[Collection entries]
——

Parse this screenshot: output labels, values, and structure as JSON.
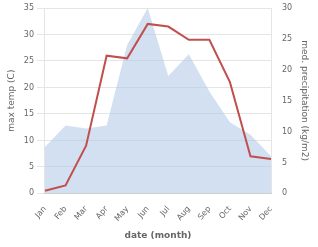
{
  "chart_data": {
    "type": "line",
    "categories": [
      "Jan",
      "Feb",
      "Mar",
      "Apr",
      "May",
      "Jun",
      "Jul",
      "Aug",
      "Sep",
      "Oct",
      "Nov",
      "Dec"
    ],
    "series": [
      {
        "type": "area",
        "axis": "y2",
        "color": "#aec6e8",
        "values": [
          7.5,
          11.0,
          10.5,
          11.0,
          24.0,
          30.0,
          19.0,
          22.5,
          16.5,
          11.5,
          9.5,
          6.0
        ]
      },
      {
        "type": "line",
        "color": "#c0504d",
        "values": [
          0.5,
          1.5,
          9.0,
          26.0,
          25.5,
          32.0,
          31.5,
          29.0,
          29.0,
          21.0,
          7.0,
          6.5
        ]
      }
    ],
    "xlabel": "date (month)",
    "ylabel": "max temp (C)",
    "y2label": "med. precipitation (kg/m2)",
    "ylim": [
      0,
      35
    ],
    "yticks": [
      0,
      5,
      10,
      15,
      20,
      25,
      30,
      35
    ],
    "y2lim": [
      0,
      30
    ],
    "y2ticks": [
      0,
      5,
      10,
      15,
      20,
      25,
      30
    ],
    "grid": true
  }
}
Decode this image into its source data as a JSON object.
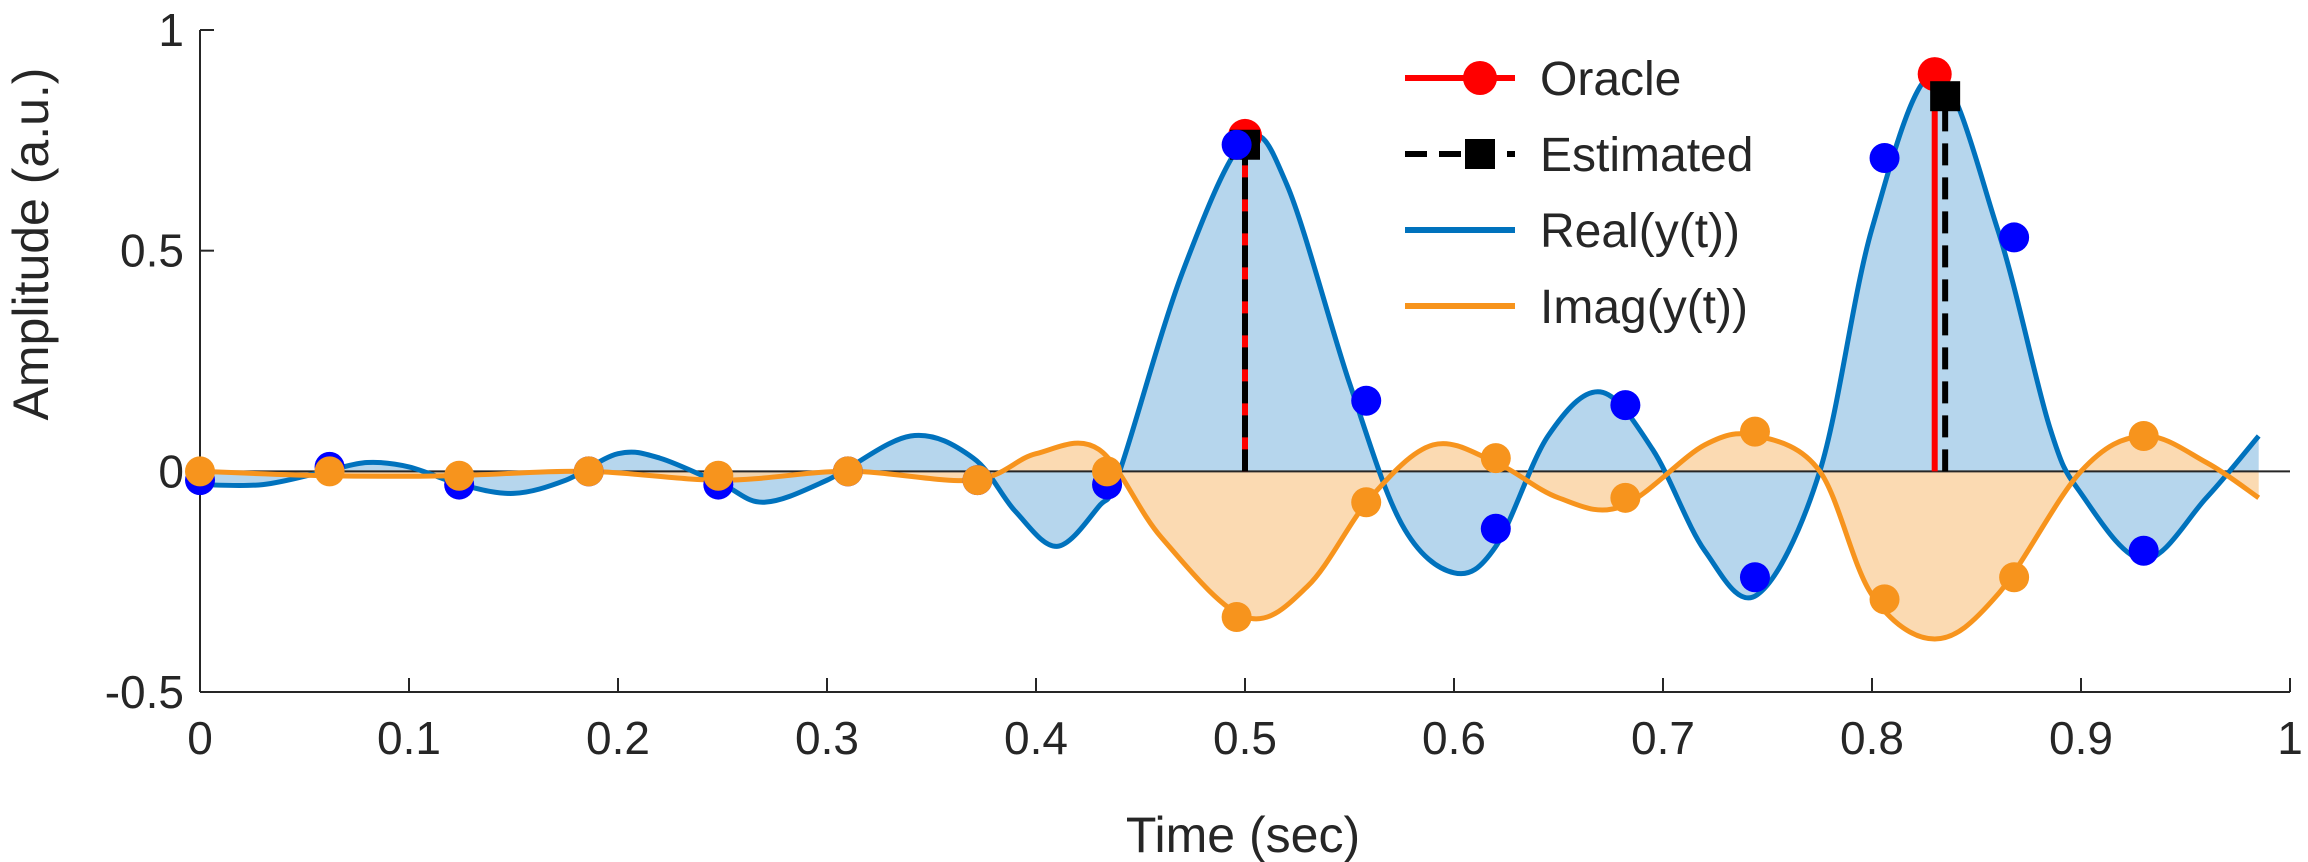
{
  "chart_data": {
    "type": "line",
    "title": "",
    "xlabel": "Time (sec)",
    "ylabel": "Amplitude (a.u.)",
    "xlim": [
      0,
      1
    ],
    "ylim": [
      -0.5,
      1
    ],
    "x_ticks": [
      0,
      0.1,
      0.2,
      0.3,
      0.4,
      0.5,
      0.6,
      0.7,
      0.8,
      0.9,
      1
    ],
    "x_tick_labels": [
      "0",
      "0.1",
      "0.2",
      "0.3",
      "0.4",
      "0.5",
      "0.6",
      "0.7",
      "0.8",
      "0.9",
      "1"
    ],
    "y_ticks": [
      -0.5,
      0,
      0.5,
      1
    ],
    "y_tick_labels": [
      "-0.5",
      "0",
      "0.5",
      "1"
    ],
    "grid": false,
    "legend_position": "top-right",
    "colors": {
      "real": "#0072BD",
      "real_fill": "#A9CFEA",
      "imag": "#F7941D",
      "imag_fill": "#FAD4A4",
      "oracle": "#FF0000",
      "estimated": "#000000",
      "real_samples": "#0000FF",
      "imag_samples": "#F7941D"
    },
    "legend": [
      {
        "name": "Oracle",
        "key": "oracle",
        "style": "solid-circle"
      },
      {
        "name": "Estimated",
        "key": "estimated",
        "style": "dashed-square"
      },
      {
        "name": "Real(y(t))",
        "key": "real",
        "style": "line"
      },
      {
        "name": "Imag(y(t))",
        "key": "imag",
        "style": "line"
      }
    ],
    "series": [
      {
        "name": "Real(y(t))",
        "x": [
          0,
          0.03,
          0.06,
          0.08,
          0.1,
          0.125,
          0.15,
          0.175,
          0.2,
          0.22,
          0.25,
          0.27,
          0.3,
          0.34,
          0.37,
          0.39,
          0.41,
          0.43,
          0.44,
          0.47,
          0.5,
          0.52,
          0.55,
          0.575,
          0.6,
          0.62,
          0.645,
          0.67,
          0.695,
          0.72,
          0.745,
          0.775,
          0.8,
          0.83,
          0.86,
          0.885,
          0.9,
          0.93,
          0.96,
          0.985
        ],
        "y": [
          -0.03,
          -0.03,
          0.0,
          0.02,
          0.01,
          -0.03,
          -0.05,
          -0.02,
          0.04,
          0.03,
          -0.03,
          -0.07,
          -0.02,
          0.08,
          0.03,
          -0.09,
          -0.17,
          -0.08,
          0.0,
          0.45,
          0.75,
          0.65,
          0.2,
          -0.12,
          -0.23,
          -0.17,
          0.08,
          0.18,
          0.05,
          -0.18,
          -0.28,
          0.0,
          0.55,
          0.9,
          0.55,
          0.1,
          -0.05,
          -0.2,
          -0.06,
          0.08
        ]
      },
      {
        "name": "Imag(y(t))",
        "x": [
          0,
          0.06,
          0.12,
          0.185,
          0.25,
          0.31,
          0.37,
          0.4,
          0.43,
          0.46,
          0.5,
          0.53,
          0.56,
          0.59,
          0.62,
          0.65,
          0.68,
          0.72,
          0.745,
          0.775,
          0.8,
          0.83,
          0.86,
          0.9,
          0.93,
          0.96,
          0.985
        ],
        "y": [
          0.0,
          -0.01,
          -0.01,
          0.0,
          -0.02,
          0.0,
          -0.02,
          0.04,
          0.05,
          -0.15,
          -0.33,
          -0.26,
          -0.06,
          0.06,
          0.02,
          -0.06,
          -0.08,
          0.06,
          0.08,
          0.0,
          -0.28,
          -0.38,
          -0.28,
          0.0,
          0.08,
          0.02,
          -0.06
        ]
      }
    ],
    "real_samples": {
      "x": [
        0,
        0.062,
        0.124,
        0.186,
        0.248,
        0.31,
        0.372,
        0.434,
        0.496,
        0.558,
        0.62,
        0.682,
        0.744,
        0.806,
        0.868,
        0.93
      ],
      "y": [
        -0.02,
        0.01,
        -0.03,
        0.0,
        -0.03,
        0.0,
        -0.02,
        -0.03,
        0.74,
        0.16,
        -0.13,
        0.15,
        -0.24,
        0.71,
        0.53,
        -0.18
      ]
    },
    "imag_samples": {
      "x": [
        0,
        0.062,
        0.124,
        0.186,
        0.248,
        0.31,
        0.372,
        0.434,
        0.496,
        0.558,
        0.62,
        0.682,
        0.744,
        0.806,
        0.868,
        0.93
      ],
      "y": [
        0.0,
        0.0,
        -0.01,
        0.0,
        -0.01,
        0.0,
        -0.02,
        0.0,
        -0.33,
        -0.07,
        0.03,
        -0.06,
        0.09,
        -0.29,
        -0.24,
        0.08
      ]
    },
    "oracle": {
      "x": [
        0.5,
        0.83
      ],
      "y": [
        0.76,
        0.9
      ]
    },
    "estimated": {
      "x": [
        0.5,
        0.835
      ],
      "y": [
        0.74,
        0.85
      ]
    }
  }
}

——

## EXERCISE AIM
In your copy of the listing above, reproduce each line exactly and omit all pictures.

## FINISHED EXERCISE
Parse this screenshot: output labels, values, and structure as JSON.
{
  "chart_data": {
    "type": "line",
    "categories": [
      "Jan",
      "Feb",
      "Mar",
      "Apr",
      "May",
      "Jun",
      "Jul",
      "Aug",
      "Sep",
      "Oct",
      "Nov",
      "Dec"
    ],
    "series": [
      {
        "type": "area",
        "axis": "y2",
        "color": "#aec6e8",
        "values": [
          7.5,
          11.0,
          10.5,
          11.0,
          24.0,
          30.0,
          19.0,
          22.5,
          16.5,
          11.5,
          9.5,
          6.0
        ]
      },
      {
        "type": "line",
        "color": "#c0504d",
        "values": [
          0.5,
          1.5,
          9.0,
          26.0,
          25.5,
          32.0,
          31.5,
          29.0,
          29.0,
          21.0,
          7.0,
          6.5
        ]
      }
    ],
    "xlabel": "date (month)",
    "ylabel": "max temp (C)",
    "y2label": "med. precipitation (kg/m2)",
    "ylim": [
      0,
      35
    ],
    "yticks": [
      0,
      5,
      10,
      15,
      20,
      25,
      30,
      35
    ],
    "y2lim": [
      0,
      30
    ],
    "y2ticks": [
      0,
      5,
      10,
      15,
      20,
      25,
      30
    ],
    "grid": true
  }
}
Decode this image into its source data as a JSON object.
{
  "chart_data": {
    "type": "line",
    "title": "",
    "xlabel": "Time (sec)",
    "ylabel": "Amplitude (a.u.)",
    "xlim": [
      0,
      1
    ],
    "ylim": [
      -0.5,
      1
    ],
    "x_ticks": [
      0,
      0.1,
      0.2,
      0.3,
      0.4,
      0.5,
      0.6,
      0.7,
      0.8,
      0.9,
      1
    ],
    "x_tick_labels": [
      "0",
      "0.1",
      "0.2",
      "0.3",
      "0.4",
      "0.5",
      "0.6",
      "0.7",
      "0.8",
      "0.9",
      "1"
    ],
    "y_ticks": [
      -0.5,
      0,
      0.5,
      1
    ],
    "y_tick_labels": [
      "-0.5",
      "0",
      "0.5",
      "1"
    ],
    "grid": false,
    "legend_position": "top-right",
    "colors": {
      "real": "#0072BD",
      "real_fill": "#A9CFEA",
      "imag": "#F7941D",
      "imag_fill": "#FAD4A4",
      "oracle": "#FF0000",
      "estimated": "#000000",
      "real_samples": "#0000FF",
      "imag_samples": "#F7941D"
    },
    "legend": [
      {
        "name": "Oracle",
        "key": "oracle",
        "style": "solid-circle"
      },
      {
        "name": "Estimated",
        "key": "estimated",
        "style": "dashed-square"
      },
      {
        "name": "Real(y(t))",
        "key": "real",
        "style": "line"
      },
      {
        "name": "Imag(y(t))",
        "key": "imag",
        "style": "line"
      }
    ],
    "series": [
      {
        "name": "Real(y(t))",
        "x": [
          0,
          0.03,
          0.06,
          0.08,
          0.1,
          0.125,
          0.15,
          0.175,
          0.2,
          0.22,
          0.25,
          0.27,
          0.3,
          0.34,
          0.37,
          0.39,
          0.41,
          0.43,
          0.44,
          0.47,
          0.5,
          0.52,
          0.55,
          0.575,
          0.6,
          0.62,
          0.645,
          0.67,
          0.695,
          0.72,
          0.745,
          0.775,
          0.8,
          0.83,
          0.86,
          0.885,
          0.9,
          0.93,
          0.96,
          0.985
        ],
        "y": [
          -0.03,
          -0.03,
          0.0,
          0.02,
          0.01,
          -0.03,
          -0.05,
          -0.02,
          0.04,
          0.03,
          -0.03,
          -0.07,
          -0.02,
          0.08,
          0.03,
          -0.09,
          -0.17,
          -0.08,
          0.0,
          0.45,
          0.75,
          0.65,
          0.2,
          -0.12,
          -0.23,
          -0.17,
          0.08,
          0.18,
          0.05,
          -0.18,
          -0.28,
          0.0,
          0.55,
          0.9,
          0.55,
          0.1,
          -0.05,
          -0.2,
          -0.06,
          0.08
        ]
      },
      {
        "name": "Imag(y(t))",
        "x": [
          0,
          0.06,
          0.12,
          0.185,
          0.25,
          0.31,
          0.37,
          0.4,
          0.43,
          0.46,
          0.5,
          0.53,
          0.56,
          0.59,
          0.62,
          0.65,
          0.68,
          0.72,
          0.745,
          0.775,
          0.8,
          0.83,
          0.86,
          0.9,
          0.93,
          0.96,
          0.985
        ],
        "y": [
          0.0,
          -0.01,
          -0.01,
          0.0,
          -0.02,
          0.0,
          -0.02,
          0.04,
          0.05,
          -0.15,
          -0.33,
          -0.26,
          -0.06,
          0.06,
          0.02,
          -0.06,
          -0.08,
          0.06,
          0.08,
          0.0,
          -0.28,
          -0.38,
          -0.28,
          0.0,
          0.08,
          0.02,
          -0.06
        ]
      }
    ],
    "real_samples": {
      "x": [
        0,
        0.062,
        0.124,
        0.186,
        0.248,
        0.31,
        0.372,
        0.434,
        0.496,
        0.558,
        0.62,
        0.682,
        0.744,
        0.806,
        0.868,
        0.93
      ],
      "y": [
        -0.02,
        0.01,
        -0.03,
        0.0,
        -0.03,
        0.0,
        -0.02,
        -0.03,
        0.74,
        0.16,
        -0.13,
        0.15,
        -0.24,
        0.71,
        0.53,
        -0.18
      ]
    },
    "imag_samples": {
      "x": [
        0,
        0.062,
        0.124,
        0.186,
        0.248,
        0.31,
        0.372,
        0.434,
        0.496,
        0.558,
        0.62,
        0.682,
        0.744,
        0.806,
        0.868,
        0.93
      ],
      "y": [
        0.0,
        0.0,
        -0.01,
        0.0,
        -0.01,
        0.0,
        -0.02,
        0.0,
        -0.33,
        -0.07,
        0.03,
        -0.06,
        0.09,
        -0.29,
        -0.24,
        0.08
      ]
    },
    "oracle": {
      "x": [
        0.5,
        0.83
      ],
      "y": [
        0.76,
        0.9
      ]
    },
    "estimated": {
      "x": [
        0.5,
        0.835
      ],
      "y": [
        0.74,
        0.85
      ]
    }
  }
}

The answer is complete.